En muchos ejidos existe una desigualdad estructural: las y los jóvenes no pueden participar en igualdad de condiciones que los hombres adultos, quienes por casi un siglo son el principal grupo poblacional que ha gozado de derechos agrarios. Bajo este arreglo, las juventudes quedan excluidas de las asambleas ejidales, escenarios donde se toman decisiones que afectan al territorio comunitario y a los bienes comunes. “Los jóvenes están a un lado y los mayores siempre están ahí en las juntas”, describe Erika Anahí la realidad cotidiana que viven las nuevas generaciones.
Ante esta limitación, jóvenes, mujeres y hombres, de la comunidad Candelaria en José María Morelos, Quintana Roo, encontraron nichos para fortalecer la apicultura local, generar ingresos económicos y ocupar un rol de servicio que les permite ser reconocidos dentro de una estructura que tradicionalmente los margina. Así surgieron dos colectivos: Corazón de Miel, dedicado al estampado de láminas de cera de abeja, y Celda Real, especializado en la crianza de abejas reina.

........

QUÉ HACER:
Retoma el texto sobre los colectivos apícolas de jóvenes en Candelaria y continúalo a partir de su última oración.

........

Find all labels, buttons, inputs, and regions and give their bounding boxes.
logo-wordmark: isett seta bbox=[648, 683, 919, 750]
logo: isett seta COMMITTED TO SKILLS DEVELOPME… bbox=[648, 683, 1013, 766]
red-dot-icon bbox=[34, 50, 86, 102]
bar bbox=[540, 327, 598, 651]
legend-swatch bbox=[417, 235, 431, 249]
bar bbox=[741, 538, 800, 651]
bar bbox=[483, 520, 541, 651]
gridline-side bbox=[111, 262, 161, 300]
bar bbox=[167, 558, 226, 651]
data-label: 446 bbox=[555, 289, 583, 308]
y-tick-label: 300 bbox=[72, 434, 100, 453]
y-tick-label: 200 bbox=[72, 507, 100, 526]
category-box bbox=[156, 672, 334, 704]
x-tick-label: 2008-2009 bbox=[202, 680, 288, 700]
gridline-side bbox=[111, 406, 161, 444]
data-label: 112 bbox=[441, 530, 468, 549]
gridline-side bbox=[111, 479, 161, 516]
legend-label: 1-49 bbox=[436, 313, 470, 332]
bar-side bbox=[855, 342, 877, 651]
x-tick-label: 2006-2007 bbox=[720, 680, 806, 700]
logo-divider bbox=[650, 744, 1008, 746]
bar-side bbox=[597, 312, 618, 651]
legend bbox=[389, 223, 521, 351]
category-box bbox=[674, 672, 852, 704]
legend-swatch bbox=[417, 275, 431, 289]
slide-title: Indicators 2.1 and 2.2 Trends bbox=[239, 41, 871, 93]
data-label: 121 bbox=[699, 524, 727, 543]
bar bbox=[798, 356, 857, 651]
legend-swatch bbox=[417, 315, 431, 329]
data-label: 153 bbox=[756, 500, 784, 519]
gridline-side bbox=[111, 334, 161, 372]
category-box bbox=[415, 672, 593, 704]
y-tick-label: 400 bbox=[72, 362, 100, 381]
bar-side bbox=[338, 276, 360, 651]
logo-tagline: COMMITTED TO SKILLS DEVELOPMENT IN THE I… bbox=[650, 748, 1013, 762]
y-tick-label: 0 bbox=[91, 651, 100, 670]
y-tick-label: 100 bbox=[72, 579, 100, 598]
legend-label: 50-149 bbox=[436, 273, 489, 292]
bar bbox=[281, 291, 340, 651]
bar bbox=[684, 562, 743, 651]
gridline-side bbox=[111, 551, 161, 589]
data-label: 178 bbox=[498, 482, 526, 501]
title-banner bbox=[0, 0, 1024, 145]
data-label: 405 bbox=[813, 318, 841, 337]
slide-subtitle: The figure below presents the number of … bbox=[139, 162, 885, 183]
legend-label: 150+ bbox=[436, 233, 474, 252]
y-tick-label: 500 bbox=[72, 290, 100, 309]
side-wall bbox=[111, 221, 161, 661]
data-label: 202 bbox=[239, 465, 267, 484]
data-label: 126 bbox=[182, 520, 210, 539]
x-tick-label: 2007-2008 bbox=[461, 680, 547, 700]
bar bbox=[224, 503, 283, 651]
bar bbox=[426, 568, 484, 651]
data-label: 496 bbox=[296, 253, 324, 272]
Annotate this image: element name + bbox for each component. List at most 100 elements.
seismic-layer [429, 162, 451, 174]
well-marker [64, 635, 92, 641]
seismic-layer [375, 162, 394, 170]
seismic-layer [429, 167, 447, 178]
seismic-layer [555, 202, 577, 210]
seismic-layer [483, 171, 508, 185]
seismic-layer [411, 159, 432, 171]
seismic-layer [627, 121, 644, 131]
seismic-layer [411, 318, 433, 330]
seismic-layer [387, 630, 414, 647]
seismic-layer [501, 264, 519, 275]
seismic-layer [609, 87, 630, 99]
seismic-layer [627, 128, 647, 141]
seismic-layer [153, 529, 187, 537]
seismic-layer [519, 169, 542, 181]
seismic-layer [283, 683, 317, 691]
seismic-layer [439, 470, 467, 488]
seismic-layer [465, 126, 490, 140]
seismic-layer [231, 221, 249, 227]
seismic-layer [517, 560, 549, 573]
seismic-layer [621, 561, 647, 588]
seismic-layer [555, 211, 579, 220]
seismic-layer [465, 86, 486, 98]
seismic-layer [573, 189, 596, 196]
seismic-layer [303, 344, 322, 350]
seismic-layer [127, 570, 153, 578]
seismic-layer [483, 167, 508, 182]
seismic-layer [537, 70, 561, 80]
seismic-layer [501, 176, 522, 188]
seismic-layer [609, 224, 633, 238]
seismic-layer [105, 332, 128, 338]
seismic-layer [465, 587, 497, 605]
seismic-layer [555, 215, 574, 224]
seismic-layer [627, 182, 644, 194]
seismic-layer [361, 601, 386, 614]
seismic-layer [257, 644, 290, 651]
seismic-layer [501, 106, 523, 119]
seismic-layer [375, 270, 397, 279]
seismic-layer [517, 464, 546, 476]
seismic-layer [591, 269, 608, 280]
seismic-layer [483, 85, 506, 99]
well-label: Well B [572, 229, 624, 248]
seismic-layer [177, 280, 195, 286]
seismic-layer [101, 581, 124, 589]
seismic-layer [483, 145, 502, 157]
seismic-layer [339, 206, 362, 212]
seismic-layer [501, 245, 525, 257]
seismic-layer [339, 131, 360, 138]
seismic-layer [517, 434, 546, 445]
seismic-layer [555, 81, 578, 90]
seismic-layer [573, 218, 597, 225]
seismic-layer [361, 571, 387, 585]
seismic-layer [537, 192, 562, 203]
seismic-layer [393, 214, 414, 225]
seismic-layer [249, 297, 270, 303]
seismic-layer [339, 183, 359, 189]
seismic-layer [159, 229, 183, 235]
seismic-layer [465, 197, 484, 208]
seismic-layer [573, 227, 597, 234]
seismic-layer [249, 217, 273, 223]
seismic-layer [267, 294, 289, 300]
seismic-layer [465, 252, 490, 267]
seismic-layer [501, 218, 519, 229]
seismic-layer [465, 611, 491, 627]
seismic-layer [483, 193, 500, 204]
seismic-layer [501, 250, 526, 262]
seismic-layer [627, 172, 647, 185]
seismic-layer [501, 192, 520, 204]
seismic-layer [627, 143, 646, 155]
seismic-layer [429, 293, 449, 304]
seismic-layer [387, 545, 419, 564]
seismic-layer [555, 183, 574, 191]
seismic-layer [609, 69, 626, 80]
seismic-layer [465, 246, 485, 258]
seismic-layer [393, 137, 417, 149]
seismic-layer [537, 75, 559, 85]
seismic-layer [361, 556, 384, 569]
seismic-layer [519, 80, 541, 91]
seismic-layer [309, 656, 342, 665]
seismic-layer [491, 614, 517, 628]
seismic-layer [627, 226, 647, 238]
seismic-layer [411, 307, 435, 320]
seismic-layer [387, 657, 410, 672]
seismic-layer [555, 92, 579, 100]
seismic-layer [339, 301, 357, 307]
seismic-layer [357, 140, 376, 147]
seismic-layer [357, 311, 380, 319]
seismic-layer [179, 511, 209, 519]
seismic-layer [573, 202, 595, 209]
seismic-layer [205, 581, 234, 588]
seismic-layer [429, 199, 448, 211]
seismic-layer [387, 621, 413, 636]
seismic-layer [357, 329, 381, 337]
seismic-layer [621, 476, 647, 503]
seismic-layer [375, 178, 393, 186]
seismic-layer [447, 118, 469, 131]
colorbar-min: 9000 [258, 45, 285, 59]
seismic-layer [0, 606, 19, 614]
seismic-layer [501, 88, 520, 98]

........

RESPUESTA:
La creación de estos colectivos no fue casual, sino una solución deliberada ante un problema logístico constante: para conseguir láminas de cera estampada y abejas reina de calidad, los apicultores de la comunidad debían trasladarse hasta la cabecera municipal de José María Morelos, invirtiendo tiempo valioso y recursos económicos. “Nosotros quisimos tenerlo en nuestra comunidad para que ya no vayan a Morelos”, explica Erika, evidenciando el sentido comunitario que tiene su trabajo. Más que un emprendimiento individual, se trata de un esfuerzo compartido que busca fortalecer la economía local y facilitar el trabajo de los apicultores.
El colectivo aprendió el proceso de estampado de cera a través de capacitaciones técnicas, pero rápidamente se apropiaron del conocimiento y lo adaptaron a las condiciones locales. “Ya no le metemos ningún químico ni nada, todo es natural”, destaca Erika, contrastando su producto con las láminas comerciales que contienen parafina y otros químicos que pueden afectar la salud de las abejas y limitar a la miel la cualidad de producto orgánico.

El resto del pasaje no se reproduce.